SET PROBLEM | Pictures should be excluded; otherwise, copy every entry exactly.

INFORMATION PROVIDED |
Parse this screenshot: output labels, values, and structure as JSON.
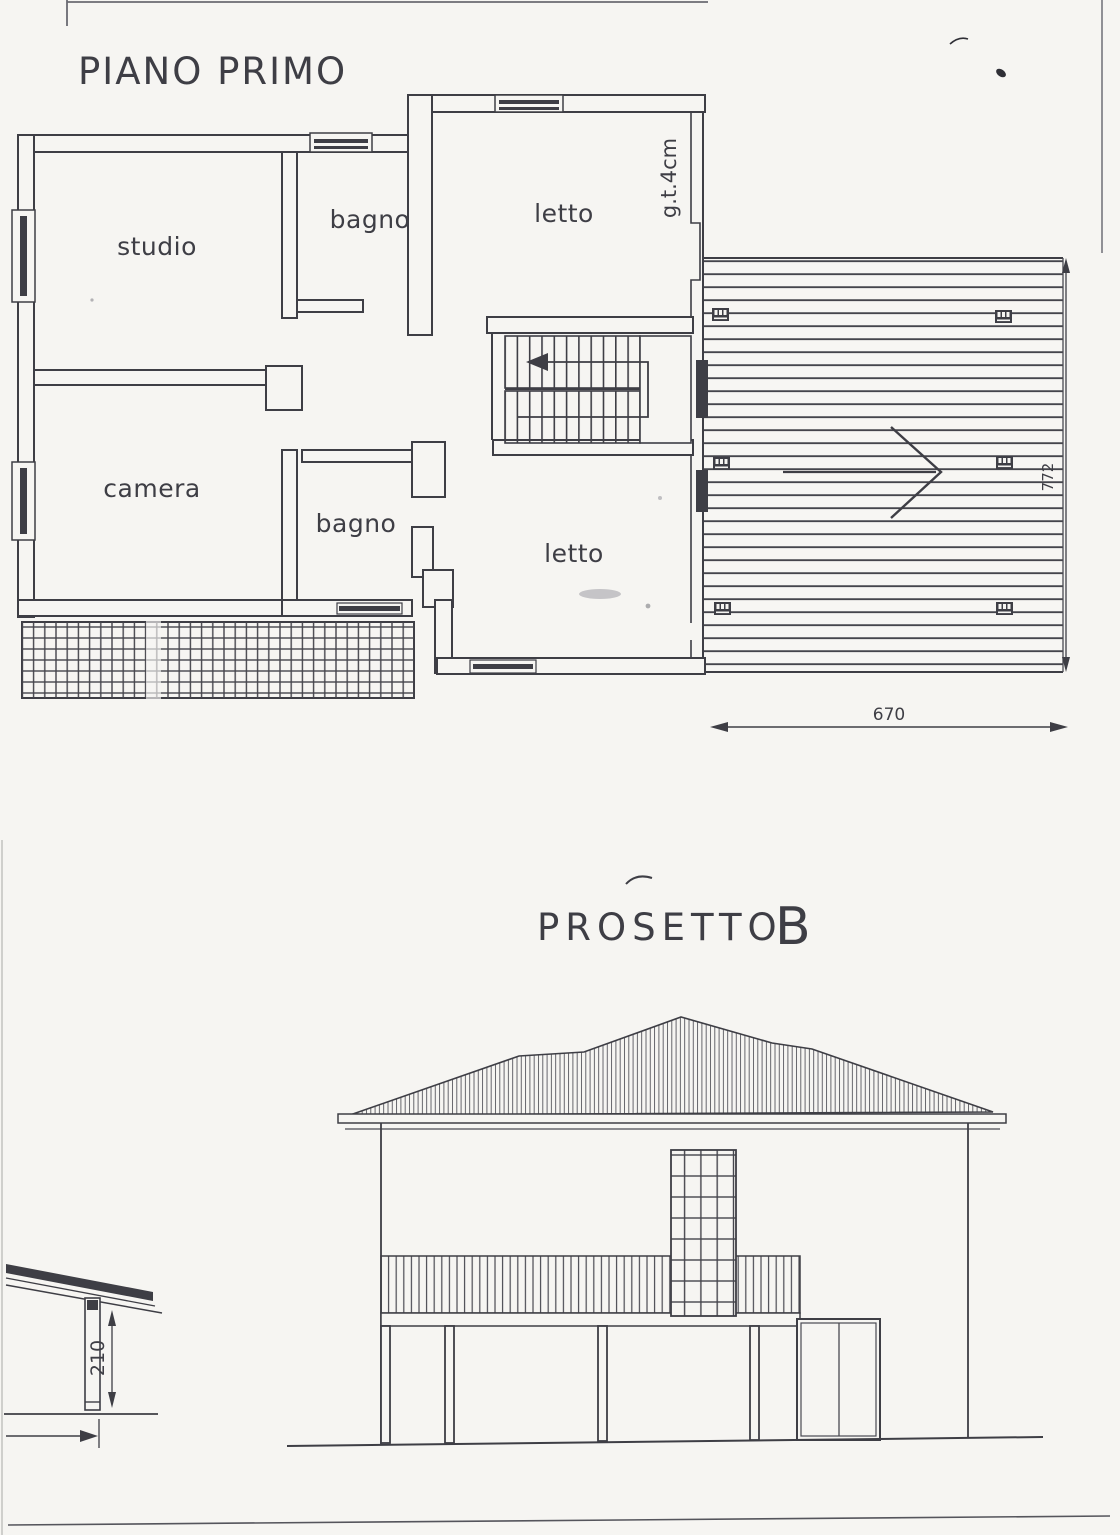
{
  "colors": {
    "paper": "#f6f5f2",
    "ink": "#3e3e45",
    "line_mid": "#55555c",
    "line_light": "#9a9aa0"
  },
  "floor_plan": {
    "title": "PIANO PRIMO",
    "rooms": {
      "studio": "studio",
      "bagno_top": "bagno",
      "letto_top": "letto",
      "camera": "camera",
      "bagno_bottom": "bagno",
      "letto_bottom": "letto"
    },
    "wall_note": "g.t.4cm",
    "dimensions": {
      "deck_width": "670",
      "deck_depth": "772"
    }
  },
  "elevation": {
    "title": "PROSETTO",
    "label": "B"
  },
  "detail": {
    "post_height": "210"
  }
}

PROBLEM SOLUTION |
Parse this screenshot: output labels, values, and structure as JSON.
{
  "colors": {
    "paper": "#f6f5f2",
    "ink": "#3e3e45",
    "line_mid": "#55555c",
    "line_light": "#9a9aa0"
  },
  "floor_plan": {
    "title": "PIANO PRIMO",
    "rooms": {
      "studio": "studio",
      "bagno_top": "bagno",
      "letto_top": "letto",
      "camera": "camera",
      "bagno_bottom": "bagno",
      "letto_bottom": "letto"
    },
    "wall_note": "g.t.4cm",
    "dimensions": {
      "deck_width": "670",
      "deck_depth": "772"
    }
  },
  "elevation": {
    "title": "PROSETTO",
    "label": "B"
  },
  "detail": {
    "post_height": "210"
  }
}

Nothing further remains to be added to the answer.